> _PROBLEM STATEMENT_: The entries below should be transcribed in their entirety, exactly as written.

> _ENTRIES SUPPLIED_:

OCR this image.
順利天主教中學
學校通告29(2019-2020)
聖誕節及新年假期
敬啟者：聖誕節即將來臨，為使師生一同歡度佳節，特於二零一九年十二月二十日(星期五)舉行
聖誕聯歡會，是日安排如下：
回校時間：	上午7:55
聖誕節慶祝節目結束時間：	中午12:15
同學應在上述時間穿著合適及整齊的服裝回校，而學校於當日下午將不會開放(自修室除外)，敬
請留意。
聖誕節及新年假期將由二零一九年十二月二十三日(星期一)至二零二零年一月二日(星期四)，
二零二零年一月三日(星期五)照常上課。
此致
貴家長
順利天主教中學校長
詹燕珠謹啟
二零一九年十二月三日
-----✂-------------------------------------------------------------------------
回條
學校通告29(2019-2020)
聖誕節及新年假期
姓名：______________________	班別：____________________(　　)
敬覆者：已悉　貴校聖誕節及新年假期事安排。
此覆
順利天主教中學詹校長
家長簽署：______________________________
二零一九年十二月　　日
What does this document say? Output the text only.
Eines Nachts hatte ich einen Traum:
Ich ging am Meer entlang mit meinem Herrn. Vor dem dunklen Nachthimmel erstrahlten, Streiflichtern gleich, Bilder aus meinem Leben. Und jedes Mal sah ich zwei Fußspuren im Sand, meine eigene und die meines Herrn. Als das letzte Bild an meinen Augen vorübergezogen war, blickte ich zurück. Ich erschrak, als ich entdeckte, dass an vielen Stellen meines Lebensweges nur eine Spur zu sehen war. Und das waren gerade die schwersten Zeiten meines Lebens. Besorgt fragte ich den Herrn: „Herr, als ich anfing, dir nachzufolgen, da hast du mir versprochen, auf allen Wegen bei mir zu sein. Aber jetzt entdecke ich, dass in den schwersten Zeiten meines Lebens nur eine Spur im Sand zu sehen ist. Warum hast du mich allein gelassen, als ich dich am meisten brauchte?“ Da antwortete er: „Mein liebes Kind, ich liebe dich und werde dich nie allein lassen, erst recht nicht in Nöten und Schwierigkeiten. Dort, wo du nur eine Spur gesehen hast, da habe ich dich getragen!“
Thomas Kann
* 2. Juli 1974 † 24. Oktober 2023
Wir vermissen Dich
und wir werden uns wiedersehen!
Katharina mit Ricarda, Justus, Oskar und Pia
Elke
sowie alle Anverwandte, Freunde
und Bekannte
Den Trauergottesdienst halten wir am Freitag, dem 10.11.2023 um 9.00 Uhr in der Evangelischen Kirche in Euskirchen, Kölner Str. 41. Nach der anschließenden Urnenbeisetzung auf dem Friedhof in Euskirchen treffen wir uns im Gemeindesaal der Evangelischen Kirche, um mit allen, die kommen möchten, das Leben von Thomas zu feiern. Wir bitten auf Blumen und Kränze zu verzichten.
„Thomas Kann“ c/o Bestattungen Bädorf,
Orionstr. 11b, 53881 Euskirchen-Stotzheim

> _EXERCISE SOLUTION_:
OCR this image.
順利天主教中學
學校通告29(2019-2020)
聖誕節及新年假期
敬啟者：聖誕節即將來臨，為使師生一同歡度佳節，特於二零一九年十二月二十日(星期五)舉行
聖誕聯歡會，是日安排如下：
回校時間：	上午7:55
聖誕節慶祝節目結束時間：	中午12:15
同學應在上述時間穿著合適及整齊的服裝回校，而學校於當日下午將不會開放(自修室除外)，敬
請留意。
聖誕節及新年假期將由二零一九年十二月二十三日(星期一)至二零二零年一月二日(星期四)，
二零二零年一月三日(星期五)照常上課。
此致
貴家長
順利天主教中學校長
詹燕珠謹啟
二零一九年十二月三日
-----✂-------------------------------------------------------------------------
回條
學校通告29(2019-2020)
聖誕節及新年假期
姓名：______________________	班別：____________________(　　)
敬覆者：已悉　貴校聖誕節及新年假期事安排。
此覆
順利天主教中學詹校長
家長簽署：______________________________
二零一九年十二月　　日
What does this document say? Output the text only.
Eines Nachts hatte ich einen Traum:
Ich ging am Meer entlang mit meinem Herrn. Vor dem dunklen Nachthimmel erstrahlten, Streiflichtern gleich, Bilder aus meinem Leben. Und jedes Mal sah ich zwei Fußspuren im Sand, meine eigene und die meines Herrn. Als das letzte Bild an meinen Augen vorübergezogen war, blickte ich zurück. Ich erschrak, als ich entdeckte, dass an vielen Stellen meines Lebensweges nur eine Spur zu sehen war. Und das waren gerade die schwersten Zeiten meines Lebens. Besorgt fragte ich den Herrn: „Herr, als ich anfing, dir nachzufolgen, da hast du mir versprochen, auf allen Wegen bei mir zu sein. Aber jetzt entdecke ich, dass in den schwersten Zeiten meines Lebens nur eine Spur im Sand zu sehen ist. Warum hast du mich allein gelassen, als ich dich am meisten brauchte?“ Da antwortete er: „Mein liebes Kind, ich liebe dich und werde dich nie allein lassen, erst recht nicht in Nöten und Schwierigkeiten. Dort, wo du nur eine Spur gesehen hast, da habe ich dich getragen!“
Thomas Kann
* 2. Juli 1974 † 24. Oktober 2023
Wir vermissen Dich
und wir werden uns wiedersehen!
Katharina mit Ricarda, Justus, Oskar und Pia
Elke
sowie alle Anverwandte, Freunde
und Bekannte
Den Trauergottesdienst halten wir am Freitag, dem 10.11.2023 um 9.00 Uhr in der Evangelischen Kirche in Euskirchen, Kölner Str. 41. Nach der anschließenden Urnenbeisetzung auf dem Friedhof in Euskirchen treffen wir uns im Gemeindesaal der Evangelischen Kirche, um mit allen, die kommen möchten, das Leben von Thomas zu feiern. Wir bitten auf Blumen und Kränze zu verzichten.
„Thomas Kann“ c/o Bestattungen Bädorf,
Orionstr. 11b, 53881 Euskirchen-Stotzheim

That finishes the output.